*Entries supplied*
* * * * *

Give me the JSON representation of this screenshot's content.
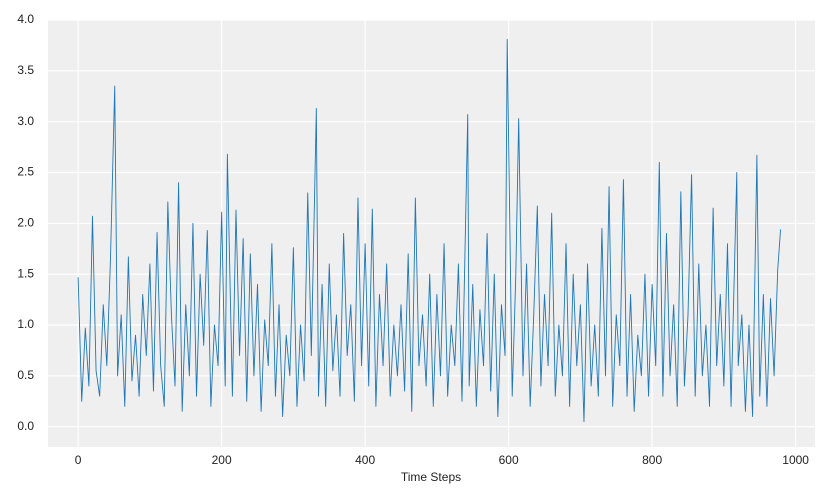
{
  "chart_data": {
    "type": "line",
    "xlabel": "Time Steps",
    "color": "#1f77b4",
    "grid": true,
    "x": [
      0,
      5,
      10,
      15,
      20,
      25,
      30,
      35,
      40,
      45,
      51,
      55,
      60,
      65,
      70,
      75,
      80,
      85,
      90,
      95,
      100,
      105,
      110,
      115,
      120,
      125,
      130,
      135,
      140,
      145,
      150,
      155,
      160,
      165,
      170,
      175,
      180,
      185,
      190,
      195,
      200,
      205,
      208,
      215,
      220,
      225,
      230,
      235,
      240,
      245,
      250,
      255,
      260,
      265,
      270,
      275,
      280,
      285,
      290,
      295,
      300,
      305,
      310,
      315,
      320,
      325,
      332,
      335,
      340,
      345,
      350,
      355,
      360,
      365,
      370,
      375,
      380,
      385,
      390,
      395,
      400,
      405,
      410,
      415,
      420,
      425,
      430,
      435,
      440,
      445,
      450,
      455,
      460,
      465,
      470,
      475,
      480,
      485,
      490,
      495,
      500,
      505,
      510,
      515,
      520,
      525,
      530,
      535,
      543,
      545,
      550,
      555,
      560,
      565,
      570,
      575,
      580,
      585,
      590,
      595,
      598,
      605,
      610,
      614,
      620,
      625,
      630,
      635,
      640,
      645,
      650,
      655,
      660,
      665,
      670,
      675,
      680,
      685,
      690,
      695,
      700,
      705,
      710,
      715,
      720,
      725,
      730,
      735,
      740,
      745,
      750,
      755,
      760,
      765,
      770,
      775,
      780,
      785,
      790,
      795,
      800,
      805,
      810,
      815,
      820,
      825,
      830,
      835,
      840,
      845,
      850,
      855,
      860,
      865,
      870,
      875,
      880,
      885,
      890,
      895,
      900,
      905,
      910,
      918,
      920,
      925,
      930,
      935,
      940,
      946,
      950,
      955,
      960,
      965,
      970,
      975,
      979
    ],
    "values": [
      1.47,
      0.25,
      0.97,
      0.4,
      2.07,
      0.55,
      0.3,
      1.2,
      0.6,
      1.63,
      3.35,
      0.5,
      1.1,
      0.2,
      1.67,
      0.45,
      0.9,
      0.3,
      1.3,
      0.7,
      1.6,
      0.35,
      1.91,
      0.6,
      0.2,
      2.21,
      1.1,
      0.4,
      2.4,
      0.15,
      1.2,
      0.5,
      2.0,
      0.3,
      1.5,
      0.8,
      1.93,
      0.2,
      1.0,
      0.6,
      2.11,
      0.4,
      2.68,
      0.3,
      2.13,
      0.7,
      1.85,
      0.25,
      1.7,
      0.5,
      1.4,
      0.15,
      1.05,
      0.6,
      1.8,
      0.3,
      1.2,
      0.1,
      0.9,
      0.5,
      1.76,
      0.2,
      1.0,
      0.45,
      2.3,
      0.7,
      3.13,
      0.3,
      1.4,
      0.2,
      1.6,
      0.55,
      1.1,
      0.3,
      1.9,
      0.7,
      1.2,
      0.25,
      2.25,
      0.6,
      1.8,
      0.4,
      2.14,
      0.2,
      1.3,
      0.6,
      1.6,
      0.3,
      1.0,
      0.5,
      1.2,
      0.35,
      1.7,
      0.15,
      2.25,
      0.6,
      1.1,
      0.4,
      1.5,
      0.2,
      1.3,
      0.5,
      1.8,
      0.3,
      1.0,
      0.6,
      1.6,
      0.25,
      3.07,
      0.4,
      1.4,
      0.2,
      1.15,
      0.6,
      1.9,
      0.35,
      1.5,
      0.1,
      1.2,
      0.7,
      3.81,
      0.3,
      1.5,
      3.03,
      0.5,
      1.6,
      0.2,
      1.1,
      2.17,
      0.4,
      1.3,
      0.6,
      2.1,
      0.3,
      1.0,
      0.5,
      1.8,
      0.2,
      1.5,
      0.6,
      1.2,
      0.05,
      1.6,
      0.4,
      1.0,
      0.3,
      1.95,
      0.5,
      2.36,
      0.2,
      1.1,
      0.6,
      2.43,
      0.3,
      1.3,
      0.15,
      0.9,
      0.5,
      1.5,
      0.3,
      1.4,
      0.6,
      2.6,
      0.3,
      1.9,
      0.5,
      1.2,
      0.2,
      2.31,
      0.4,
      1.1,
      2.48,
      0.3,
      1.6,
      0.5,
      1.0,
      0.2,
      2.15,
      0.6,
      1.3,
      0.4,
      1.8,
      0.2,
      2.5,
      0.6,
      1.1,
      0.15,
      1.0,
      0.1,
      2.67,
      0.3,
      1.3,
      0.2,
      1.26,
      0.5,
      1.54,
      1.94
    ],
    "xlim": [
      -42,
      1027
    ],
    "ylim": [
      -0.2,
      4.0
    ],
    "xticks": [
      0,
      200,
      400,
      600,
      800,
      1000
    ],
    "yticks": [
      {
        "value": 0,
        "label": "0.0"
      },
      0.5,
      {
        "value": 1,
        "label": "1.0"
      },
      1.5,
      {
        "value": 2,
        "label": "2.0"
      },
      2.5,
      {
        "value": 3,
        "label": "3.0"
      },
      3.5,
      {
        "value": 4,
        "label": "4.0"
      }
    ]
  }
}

* * * * *

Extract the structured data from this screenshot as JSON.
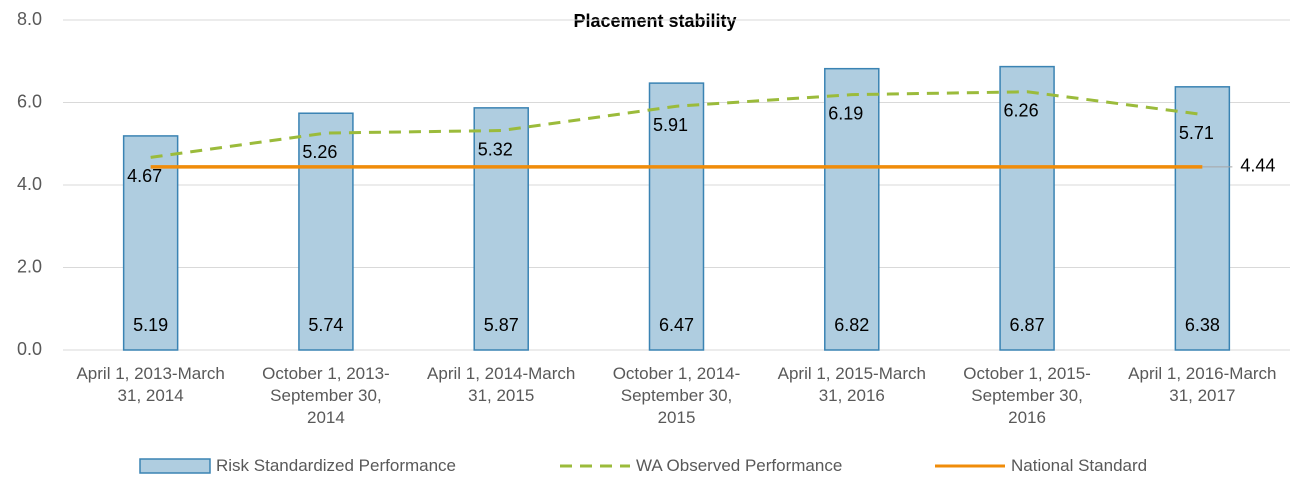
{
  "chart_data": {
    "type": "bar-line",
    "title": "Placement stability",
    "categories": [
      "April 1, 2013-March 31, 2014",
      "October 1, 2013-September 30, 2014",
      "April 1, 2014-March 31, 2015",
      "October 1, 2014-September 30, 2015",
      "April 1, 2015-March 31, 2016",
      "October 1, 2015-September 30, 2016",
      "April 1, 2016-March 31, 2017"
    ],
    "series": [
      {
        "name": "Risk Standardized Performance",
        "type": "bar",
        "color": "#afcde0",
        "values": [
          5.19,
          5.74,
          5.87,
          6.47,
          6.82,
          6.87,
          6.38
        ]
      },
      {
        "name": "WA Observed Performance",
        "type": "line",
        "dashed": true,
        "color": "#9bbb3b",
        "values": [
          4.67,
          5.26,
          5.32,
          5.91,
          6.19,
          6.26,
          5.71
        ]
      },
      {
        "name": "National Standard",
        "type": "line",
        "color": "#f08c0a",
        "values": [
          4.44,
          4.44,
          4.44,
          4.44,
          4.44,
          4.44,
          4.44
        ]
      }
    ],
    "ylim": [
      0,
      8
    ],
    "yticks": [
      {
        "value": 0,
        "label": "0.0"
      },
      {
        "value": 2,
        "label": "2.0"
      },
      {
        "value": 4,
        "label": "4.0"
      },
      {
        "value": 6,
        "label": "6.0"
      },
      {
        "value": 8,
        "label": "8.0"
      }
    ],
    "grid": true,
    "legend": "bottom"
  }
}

* * * * *

*Do this*
Among the lines above, determine how many hold the word "color"; report the figure alone.

*The reply*
4